EXERCISE INSTRUCTIONS → Return all lines that include the string "Currency".

[Data records]
▬▬▬▬▬▬

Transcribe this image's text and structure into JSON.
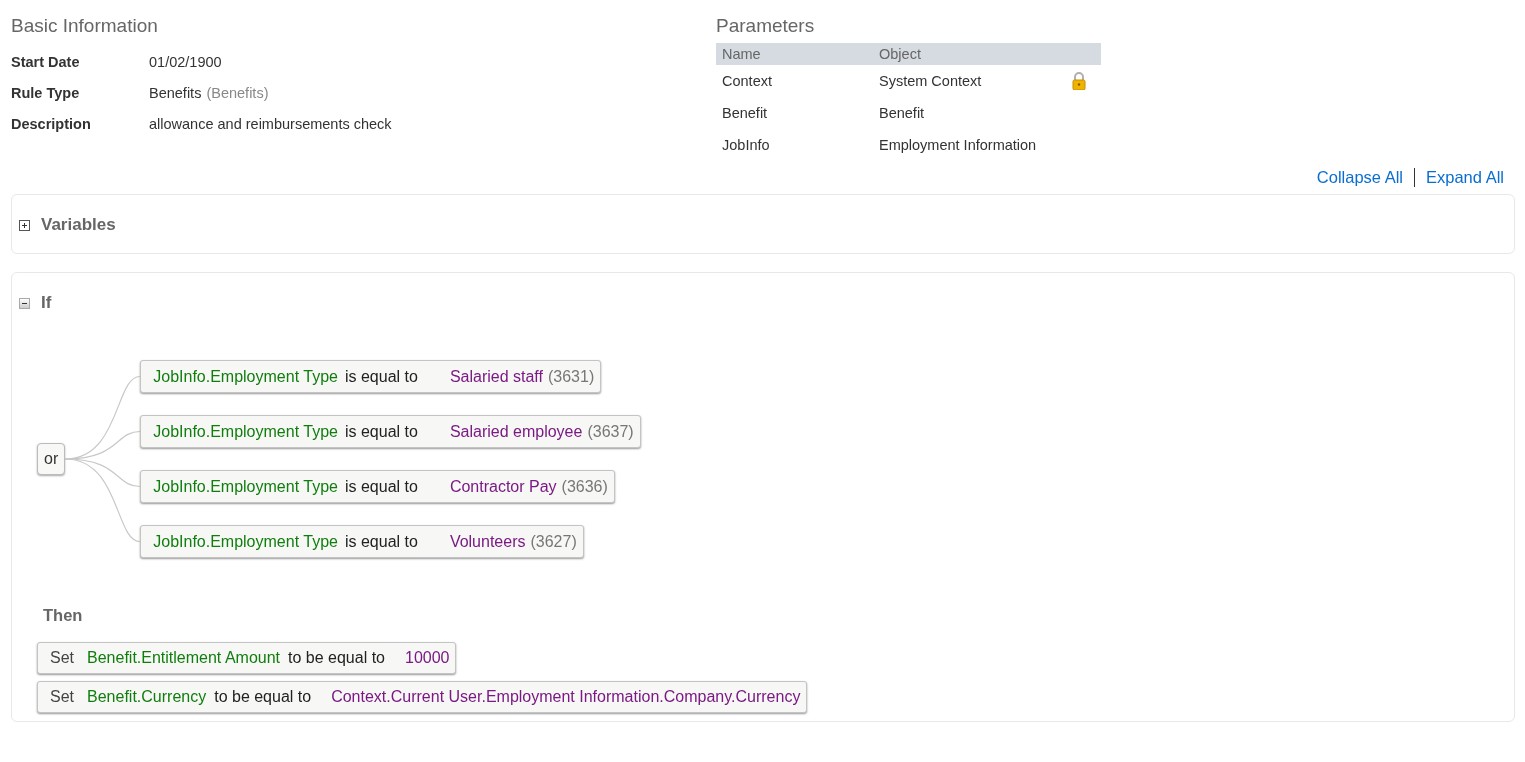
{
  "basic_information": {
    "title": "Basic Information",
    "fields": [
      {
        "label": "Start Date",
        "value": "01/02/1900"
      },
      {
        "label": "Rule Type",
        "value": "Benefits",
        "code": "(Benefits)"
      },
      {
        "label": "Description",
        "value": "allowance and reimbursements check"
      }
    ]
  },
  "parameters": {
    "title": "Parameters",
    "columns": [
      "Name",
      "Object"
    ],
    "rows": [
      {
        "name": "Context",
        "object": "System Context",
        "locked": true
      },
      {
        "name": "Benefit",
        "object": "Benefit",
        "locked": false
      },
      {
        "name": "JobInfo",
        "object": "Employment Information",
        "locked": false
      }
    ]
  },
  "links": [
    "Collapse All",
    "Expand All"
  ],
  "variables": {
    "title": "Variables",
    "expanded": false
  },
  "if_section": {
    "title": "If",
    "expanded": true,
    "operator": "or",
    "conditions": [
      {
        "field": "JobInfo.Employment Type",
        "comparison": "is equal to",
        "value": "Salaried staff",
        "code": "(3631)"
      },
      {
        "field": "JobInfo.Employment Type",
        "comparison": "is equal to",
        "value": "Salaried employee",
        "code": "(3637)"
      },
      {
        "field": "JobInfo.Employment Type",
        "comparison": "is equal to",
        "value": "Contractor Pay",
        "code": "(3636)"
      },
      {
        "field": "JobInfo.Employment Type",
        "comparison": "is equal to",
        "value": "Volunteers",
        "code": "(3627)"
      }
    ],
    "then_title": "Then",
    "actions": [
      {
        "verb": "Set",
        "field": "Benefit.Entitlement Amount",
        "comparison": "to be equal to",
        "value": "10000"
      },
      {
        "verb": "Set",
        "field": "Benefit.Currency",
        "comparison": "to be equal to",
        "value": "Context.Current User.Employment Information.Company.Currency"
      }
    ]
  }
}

▬▬▬▬▬▬

FULL SOLUTION →
        "field": "Benefit.Currency",
        "value": "Context.Current User.Employment Information.Company.Currency"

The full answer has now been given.